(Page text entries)

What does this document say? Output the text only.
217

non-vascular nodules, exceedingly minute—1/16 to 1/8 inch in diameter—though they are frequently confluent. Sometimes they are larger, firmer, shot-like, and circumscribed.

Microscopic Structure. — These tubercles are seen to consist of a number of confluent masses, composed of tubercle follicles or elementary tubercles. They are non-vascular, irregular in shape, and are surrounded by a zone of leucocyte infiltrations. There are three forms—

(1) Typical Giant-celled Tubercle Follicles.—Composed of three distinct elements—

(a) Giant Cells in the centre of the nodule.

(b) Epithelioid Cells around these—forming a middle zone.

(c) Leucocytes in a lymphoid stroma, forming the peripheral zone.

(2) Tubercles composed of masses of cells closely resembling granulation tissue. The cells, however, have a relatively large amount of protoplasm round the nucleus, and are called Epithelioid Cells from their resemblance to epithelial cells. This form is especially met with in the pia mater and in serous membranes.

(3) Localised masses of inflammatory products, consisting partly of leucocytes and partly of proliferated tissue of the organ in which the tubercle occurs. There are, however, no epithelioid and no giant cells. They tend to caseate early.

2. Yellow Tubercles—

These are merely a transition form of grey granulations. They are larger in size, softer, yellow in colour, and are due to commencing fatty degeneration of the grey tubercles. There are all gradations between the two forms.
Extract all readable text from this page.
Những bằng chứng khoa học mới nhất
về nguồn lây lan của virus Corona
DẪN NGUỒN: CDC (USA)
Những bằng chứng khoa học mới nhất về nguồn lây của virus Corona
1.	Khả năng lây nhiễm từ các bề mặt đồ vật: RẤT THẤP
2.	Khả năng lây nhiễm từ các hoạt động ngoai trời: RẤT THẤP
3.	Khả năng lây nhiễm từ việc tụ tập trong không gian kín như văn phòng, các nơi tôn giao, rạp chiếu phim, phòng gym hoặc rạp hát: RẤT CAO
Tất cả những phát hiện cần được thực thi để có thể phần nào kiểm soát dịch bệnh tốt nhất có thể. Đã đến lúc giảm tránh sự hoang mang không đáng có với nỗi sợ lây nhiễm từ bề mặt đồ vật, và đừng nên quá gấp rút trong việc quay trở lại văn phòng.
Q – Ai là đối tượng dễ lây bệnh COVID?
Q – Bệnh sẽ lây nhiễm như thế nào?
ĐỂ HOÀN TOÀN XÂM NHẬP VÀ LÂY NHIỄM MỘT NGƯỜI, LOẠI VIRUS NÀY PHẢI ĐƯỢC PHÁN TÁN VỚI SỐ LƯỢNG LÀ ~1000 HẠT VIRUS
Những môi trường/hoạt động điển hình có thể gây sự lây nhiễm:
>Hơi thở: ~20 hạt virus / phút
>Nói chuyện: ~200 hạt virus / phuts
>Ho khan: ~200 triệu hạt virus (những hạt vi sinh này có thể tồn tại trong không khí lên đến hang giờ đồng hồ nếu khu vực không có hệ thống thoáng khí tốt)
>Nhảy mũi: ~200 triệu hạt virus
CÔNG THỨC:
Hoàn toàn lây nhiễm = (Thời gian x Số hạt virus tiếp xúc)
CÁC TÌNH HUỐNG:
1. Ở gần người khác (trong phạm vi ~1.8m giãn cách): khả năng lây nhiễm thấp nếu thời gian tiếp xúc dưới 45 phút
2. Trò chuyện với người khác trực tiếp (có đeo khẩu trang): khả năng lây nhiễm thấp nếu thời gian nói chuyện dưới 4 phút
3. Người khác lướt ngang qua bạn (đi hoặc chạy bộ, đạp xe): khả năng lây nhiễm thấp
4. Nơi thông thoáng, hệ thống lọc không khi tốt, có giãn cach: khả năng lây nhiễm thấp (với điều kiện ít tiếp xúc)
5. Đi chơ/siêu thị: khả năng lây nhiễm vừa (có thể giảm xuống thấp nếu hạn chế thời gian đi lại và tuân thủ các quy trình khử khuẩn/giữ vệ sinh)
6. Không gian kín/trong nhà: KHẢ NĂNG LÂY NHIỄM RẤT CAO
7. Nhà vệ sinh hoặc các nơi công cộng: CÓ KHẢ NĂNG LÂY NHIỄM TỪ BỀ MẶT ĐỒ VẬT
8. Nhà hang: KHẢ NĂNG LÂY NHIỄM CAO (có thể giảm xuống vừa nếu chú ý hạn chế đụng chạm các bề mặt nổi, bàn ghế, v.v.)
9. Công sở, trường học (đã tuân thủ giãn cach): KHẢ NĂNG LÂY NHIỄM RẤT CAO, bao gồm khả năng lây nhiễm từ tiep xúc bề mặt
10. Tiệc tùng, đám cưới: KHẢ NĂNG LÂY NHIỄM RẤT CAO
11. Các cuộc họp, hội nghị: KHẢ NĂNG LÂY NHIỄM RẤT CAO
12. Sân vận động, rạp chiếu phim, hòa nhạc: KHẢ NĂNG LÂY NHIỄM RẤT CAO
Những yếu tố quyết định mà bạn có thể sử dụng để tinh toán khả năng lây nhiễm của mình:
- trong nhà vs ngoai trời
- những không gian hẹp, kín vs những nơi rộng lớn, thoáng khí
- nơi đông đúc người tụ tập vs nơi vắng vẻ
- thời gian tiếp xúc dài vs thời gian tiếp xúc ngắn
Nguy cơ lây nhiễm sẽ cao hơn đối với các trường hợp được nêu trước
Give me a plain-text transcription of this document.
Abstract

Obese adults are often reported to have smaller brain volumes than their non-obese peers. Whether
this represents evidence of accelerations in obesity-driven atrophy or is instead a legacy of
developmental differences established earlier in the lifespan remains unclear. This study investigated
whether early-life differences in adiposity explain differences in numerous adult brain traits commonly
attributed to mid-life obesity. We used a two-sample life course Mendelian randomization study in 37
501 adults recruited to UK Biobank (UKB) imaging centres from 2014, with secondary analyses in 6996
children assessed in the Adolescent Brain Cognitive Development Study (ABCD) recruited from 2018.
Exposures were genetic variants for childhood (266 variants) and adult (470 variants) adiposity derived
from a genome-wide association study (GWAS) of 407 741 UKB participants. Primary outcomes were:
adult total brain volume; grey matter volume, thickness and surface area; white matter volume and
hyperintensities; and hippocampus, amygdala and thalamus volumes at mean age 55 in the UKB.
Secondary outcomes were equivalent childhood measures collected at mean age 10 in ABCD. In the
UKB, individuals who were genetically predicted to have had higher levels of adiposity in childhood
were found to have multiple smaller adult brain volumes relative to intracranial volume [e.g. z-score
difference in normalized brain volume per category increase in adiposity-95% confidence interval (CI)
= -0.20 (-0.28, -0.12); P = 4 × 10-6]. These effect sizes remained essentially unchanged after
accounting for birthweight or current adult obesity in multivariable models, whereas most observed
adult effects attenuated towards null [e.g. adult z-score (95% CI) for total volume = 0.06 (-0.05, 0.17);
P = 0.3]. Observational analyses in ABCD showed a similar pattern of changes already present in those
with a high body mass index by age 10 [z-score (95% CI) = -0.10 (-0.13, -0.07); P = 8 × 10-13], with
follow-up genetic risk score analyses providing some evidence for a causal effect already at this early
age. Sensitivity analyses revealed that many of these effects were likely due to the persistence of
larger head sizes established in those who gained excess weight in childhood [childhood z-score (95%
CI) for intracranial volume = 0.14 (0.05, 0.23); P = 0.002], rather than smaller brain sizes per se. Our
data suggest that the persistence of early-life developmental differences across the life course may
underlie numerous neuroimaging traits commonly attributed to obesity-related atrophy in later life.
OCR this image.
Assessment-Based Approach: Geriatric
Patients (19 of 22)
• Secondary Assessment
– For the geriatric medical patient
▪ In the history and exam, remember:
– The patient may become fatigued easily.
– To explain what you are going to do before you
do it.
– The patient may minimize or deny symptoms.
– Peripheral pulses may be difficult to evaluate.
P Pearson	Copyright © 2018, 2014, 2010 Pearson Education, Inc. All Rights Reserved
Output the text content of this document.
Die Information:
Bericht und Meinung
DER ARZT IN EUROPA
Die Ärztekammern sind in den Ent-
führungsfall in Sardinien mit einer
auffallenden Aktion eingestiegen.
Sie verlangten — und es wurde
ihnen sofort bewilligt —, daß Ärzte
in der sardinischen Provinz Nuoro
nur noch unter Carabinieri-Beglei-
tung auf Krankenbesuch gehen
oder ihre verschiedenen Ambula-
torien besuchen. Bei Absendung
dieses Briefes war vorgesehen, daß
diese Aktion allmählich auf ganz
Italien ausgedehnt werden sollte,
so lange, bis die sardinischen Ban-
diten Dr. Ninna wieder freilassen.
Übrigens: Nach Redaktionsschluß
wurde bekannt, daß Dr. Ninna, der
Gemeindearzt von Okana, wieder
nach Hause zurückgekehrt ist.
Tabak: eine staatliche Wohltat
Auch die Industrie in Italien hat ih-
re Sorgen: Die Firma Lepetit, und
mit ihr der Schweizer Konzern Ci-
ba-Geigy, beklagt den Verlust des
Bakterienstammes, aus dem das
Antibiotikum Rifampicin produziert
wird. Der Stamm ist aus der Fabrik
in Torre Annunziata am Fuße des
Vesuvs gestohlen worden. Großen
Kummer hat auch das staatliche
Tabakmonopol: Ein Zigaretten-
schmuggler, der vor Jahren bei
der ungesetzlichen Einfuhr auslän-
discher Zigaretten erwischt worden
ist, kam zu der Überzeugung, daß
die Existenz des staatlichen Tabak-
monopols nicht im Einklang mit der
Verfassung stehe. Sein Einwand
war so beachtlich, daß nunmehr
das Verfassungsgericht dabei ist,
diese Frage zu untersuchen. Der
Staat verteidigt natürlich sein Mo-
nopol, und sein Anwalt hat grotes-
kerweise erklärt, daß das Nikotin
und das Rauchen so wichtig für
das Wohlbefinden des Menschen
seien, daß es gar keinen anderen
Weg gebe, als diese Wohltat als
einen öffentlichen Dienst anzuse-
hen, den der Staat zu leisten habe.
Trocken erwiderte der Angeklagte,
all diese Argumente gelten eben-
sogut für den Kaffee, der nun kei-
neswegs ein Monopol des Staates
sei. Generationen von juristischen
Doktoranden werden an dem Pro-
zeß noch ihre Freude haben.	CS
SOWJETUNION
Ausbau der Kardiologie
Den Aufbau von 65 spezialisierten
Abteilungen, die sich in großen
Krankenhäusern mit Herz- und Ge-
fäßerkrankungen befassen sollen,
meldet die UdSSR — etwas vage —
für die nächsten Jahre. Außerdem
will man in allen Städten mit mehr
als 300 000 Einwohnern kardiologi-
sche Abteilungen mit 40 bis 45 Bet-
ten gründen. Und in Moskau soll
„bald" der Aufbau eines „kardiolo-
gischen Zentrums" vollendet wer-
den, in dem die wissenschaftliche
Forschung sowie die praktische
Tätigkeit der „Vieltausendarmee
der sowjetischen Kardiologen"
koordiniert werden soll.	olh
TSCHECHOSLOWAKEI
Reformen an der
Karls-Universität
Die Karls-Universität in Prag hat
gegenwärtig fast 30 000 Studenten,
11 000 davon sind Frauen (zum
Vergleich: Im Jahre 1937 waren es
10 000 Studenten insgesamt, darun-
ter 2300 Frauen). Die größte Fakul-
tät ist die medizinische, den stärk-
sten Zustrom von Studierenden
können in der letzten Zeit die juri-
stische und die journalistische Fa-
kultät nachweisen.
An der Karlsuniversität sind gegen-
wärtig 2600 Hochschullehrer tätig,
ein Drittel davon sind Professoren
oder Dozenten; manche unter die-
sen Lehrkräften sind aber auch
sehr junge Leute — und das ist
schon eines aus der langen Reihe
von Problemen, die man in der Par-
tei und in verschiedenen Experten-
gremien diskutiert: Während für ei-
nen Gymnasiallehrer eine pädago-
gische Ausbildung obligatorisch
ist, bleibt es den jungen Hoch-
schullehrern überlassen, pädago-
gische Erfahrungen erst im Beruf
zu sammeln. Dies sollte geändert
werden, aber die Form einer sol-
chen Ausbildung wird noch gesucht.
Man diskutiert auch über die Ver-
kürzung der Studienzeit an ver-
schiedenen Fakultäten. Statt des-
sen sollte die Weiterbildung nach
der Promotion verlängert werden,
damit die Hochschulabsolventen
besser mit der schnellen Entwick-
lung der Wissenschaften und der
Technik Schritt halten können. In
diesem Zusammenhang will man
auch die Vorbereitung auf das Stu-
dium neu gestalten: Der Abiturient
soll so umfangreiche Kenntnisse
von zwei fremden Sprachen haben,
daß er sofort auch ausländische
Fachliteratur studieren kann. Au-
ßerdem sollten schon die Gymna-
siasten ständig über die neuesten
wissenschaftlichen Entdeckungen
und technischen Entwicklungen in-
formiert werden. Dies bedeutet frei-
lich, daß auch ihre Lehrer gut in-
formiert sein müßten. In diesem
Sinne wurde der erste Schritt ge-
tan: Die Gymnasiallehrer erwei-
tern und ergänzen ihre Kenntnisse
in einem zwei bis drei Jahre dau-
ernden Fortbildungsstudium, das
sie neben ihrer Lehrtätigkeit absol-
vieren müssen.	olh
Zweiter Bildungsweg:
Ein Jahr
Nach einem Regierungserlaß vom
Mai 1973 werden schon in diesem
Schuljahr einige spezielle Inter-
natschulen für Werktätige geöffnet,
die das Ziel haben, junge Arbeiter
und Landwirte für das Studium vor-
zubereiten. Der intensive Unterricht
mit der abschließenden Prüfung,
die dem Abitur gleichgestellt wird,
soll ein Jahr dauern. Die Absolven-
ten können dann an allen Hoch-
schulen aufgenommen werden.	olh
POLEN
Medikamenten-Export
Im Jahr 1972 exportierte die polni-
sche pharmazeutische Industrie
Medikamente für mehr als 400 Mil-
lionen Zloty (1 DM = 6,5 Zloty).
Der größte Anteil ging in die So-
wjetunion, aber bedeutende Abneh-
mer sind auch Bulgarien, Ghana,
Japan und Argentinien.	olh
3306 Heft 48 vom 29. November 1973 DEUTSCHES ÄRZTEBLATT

Description of the task: Report each line of the entries where the word "total" occurs.

Response area:
adult total brain volume; grey matter volume, thickness and surface area; white matter volume and
adult effects attenuated towards null [e.g. adult z-score (95% CI) for total volume = 0.06 (-0.05, 0.17);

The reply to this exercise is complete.